** start of Materials provided **

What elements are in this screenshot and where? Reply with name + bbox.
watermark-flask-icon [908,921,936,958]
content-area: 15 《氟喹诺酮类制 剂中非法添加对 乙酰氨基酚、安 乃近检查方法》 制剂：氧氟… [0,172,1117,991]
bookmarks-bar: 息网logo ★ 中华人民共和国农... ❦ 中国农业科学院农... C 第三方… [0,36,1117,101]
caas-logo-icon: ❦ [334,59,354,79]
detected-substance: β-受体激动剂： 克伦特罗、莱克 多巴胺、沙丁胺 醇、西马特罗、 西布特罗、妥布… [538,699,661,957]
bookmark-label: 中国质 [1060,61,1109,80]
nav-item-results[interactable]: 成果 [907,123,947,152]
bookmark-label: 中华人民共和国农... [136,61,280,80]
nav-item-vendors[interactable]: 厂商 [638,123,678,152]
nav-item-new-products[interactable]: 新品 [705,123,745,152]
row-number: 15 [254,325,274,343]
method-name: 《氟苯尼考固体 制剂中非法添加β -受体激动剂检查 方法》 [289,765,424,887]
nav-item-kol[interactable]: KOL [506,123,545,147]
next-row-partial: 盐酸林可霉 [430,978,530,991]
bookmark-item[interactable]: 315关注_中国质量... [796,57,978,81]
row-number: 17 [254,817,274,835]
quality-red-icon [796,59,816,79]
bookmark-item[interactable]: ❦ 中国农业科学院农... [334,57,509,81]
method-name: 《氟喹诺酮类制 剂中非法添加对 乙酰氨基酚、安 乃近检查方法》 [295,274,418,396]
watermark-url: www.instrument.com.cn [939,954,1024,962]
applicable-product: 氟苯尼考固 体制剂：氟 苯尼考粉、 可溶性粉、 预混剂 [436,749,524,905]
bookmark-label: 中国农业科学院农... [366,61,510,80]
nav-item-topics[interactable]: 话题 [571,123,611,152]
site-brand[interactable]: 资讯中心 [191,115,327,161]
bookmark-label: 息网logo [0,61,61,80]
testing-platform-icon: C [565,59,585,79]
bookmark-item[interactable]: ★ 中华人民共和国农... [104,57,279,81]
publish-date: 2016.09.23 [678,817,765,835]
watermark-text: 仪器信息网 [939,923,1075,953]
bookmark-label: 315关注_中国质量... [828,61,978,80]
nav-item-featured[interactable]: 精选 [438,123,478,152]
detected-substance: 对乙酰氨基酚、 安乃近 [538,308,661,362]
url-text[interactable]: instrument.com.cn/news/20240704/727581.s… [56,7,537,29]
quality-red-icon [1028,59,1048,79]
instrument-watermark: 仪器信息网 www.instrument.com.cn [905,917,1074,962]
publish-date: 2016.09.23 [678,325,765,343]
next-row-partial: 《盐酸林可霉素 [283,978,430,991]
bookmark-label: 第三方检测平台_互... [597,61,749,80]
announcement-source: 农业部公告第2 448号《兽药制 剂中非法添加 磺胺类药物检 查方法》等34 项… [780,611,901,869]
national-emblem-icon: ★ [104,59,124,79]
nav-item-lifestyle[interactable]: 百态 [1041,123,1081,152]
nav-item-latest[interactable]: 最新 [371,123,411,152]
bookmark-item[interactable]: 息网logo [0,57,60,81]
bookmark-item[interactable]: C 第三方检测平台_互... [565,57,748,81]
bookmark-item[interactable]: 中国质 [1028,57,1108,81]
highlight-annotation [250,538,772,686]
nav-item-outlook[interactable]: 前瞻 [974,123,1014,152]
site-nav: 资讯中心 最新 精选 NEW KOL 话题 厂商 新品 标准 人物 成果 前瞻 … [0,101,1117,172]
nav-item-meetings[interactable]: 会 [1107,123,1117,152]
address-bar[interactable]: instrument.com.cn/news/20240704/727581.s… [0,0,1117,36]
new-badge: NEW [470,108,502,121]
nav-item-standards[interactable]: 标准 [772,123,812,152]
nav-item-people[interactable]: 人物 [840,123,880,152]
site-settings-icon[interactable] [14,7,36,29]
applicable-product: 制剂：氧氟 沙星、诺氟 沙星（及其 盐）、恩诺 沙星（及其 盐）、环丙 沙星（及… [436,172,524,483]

** end of Materials provided **

Lay out every line of the material above as a numbered list, leaving out any blank lines.

1. What elements are in this screenshot and where? Reply with name + bbox.
2. watermark-flask-icon [908,921,936,958]
3. content-area: 15 《氟喹诺酮类制 剂中非法添加对 乙酰氨基酚、安 乃近检查方法》 制剂：氧氟… [0,172,1117,991]
4. bookmarks-bar: 息网logo ★ 中华人民共和国农... ❦ 中国农业科学院农... C 第三方… [0,36,1117,101]
5. caas-logo-icon: ❦ [334,59,354,79]
6. detected-substance: β-受体激动剂： 克伦特罗、莱克 多巴胺、沙丁胺 醇、西马特罗、 西布特罗、妥布… [538,699,661,957]
7. bookmark-label: 中国质 [1060,61,1109,80]
8. nav-item-results[interactable]: 成果 [907,123,947,152]
9. bookmark-label: 中华人民共和国农... [136,61,280,80]
10. nav-item-vendors[interactable]: 厂商 [638,123,678,152]
11. nav-item-new-products[interactable]: 新品 [705,123,745,152]
12. row-number: 15 [254,325,274,343]
13. method-name: 《氟苯尼考固体 制剂中非法添加β -受体激动剂检查 方法》 [289,765,424,887]
14. nav-item-kol[interactable]: KOL [506,123,545,147]
15. next-row-partial: 盐酸林可霉 [430,978,530,991]
16. bookmark-item[interactable]: 315关注_中国质量... [796,57,978,81]
17. row-number: 17 [254,817,274,835]
18. quality-red-icon [796,59,816,79]
19. bookmark-item[interactable]: ❦ 中国农业科学院农... [334,57,509,81]
20. method-name: 《氟喹诺酮类制 剂中非法添加对 乙酰氨基酚、安 乃近检查方法》 [295,274,418,396]
21. watermark-url: www.instrument.com.cn [939,954,1024,962]
22. applicable-product: 氟苯尼考固 体制剂：氟 苯尼考粉、 可溶性粉、 预混剂 [436,749,524,905]
23. bookmark-label: 中国农业科学院农... [366,61,510,80]
24. nav-item-topics[interactable]: 话题 [571,123,611,152]
25. site-brand[interactable]: 资讯中心 [191,115,327,161]
26. bookmark-label: 息网logo [0,61,61,80]
27. testing-platform-icon: C [565,59,585,79]
28. bookmark-item[interactable]: ★ 中华人民共和国农... [104,57,279,81]
29. publish-date: 2016.09.23 [678,817,765,835]
30. watermark-text: 仪器信息网 [939,923,1075,953]
31. bookmark-label: 315关注_中国质量... [828,61,978,80]
32. nav-item-featured[interactable]: 精选 [438,123,478,152]
33. detected-substance: 对乙酰氨基酚、 安乃近 [538,308,661,362]
34. url-text[interactable]: instrument.com.cn/news/20240704/727581.s… [56,7,537,29]
35. quality-red-icon [1028,59,1048,79]
36. instrument-watermark: 仪器信息网 www.instrument.com.cn [905,917,1074,962]
37. publish-date: 2016.09.23 [678,325,765,343]
38. next-row-partial: 《盐酸林可霉素 [283,978,430,991]
39. bookmark-label: 第三方检测平台_互... [597,61,749,80]
40. announcement-source: 农业部公告第2 448号《兽药制 剂中非法添加 磺胺类药物检 查方法》等34 项… [780,611,901,869]
41. national-emblem-icon: ★ [104,59,124,79]
42. nav-item-lifestyle[interactable]: 百态 [1041,123,1081,152]
43. nav-item-latest[interactable]: 最新 [371,123,411,152]
44. bookmark-item[interactable]: 息网logo [0,57,60,81]
45. bookmark-item[interactable]: C 第三方检测平台_互... [565,57,748,81]
46. bookmark-item[interactable]: 中国质 [1028,57,1108,81]
47. highlight-annotation [250,538,772,686]
48. nav-item-outlook[interactable]: 前瞻 [974,123,1014,152]
49. site-nav: 资讯中心 最新 精选 NEW KOL 话题 厂商 新品 标准 人物 成果 前瞻 … [0,101,1117,172]
50. nav-item-meetings[interactable]: 会 [1107,123,1117,152]
51. address-bar[interactable]: instrument.com.cn/news/20240704/727581.s… [0,0,1117,36]
52. new-badge: NEW [470,108,502,121]
53. nav-item-standards[interactable]: 标准 [772,123,812,152]
54. nav-item-people[interactable]: 人物 [840,123,880,152]
55. site-settings-icon[interactable] [14,7,36,29]
56. applicable-product: 制剂：氧氟 沙星、诺氟 沙星（及其 盐）、恩诺 沙星（及其 盐）、环丙 沙星（及… [436,172,524,483]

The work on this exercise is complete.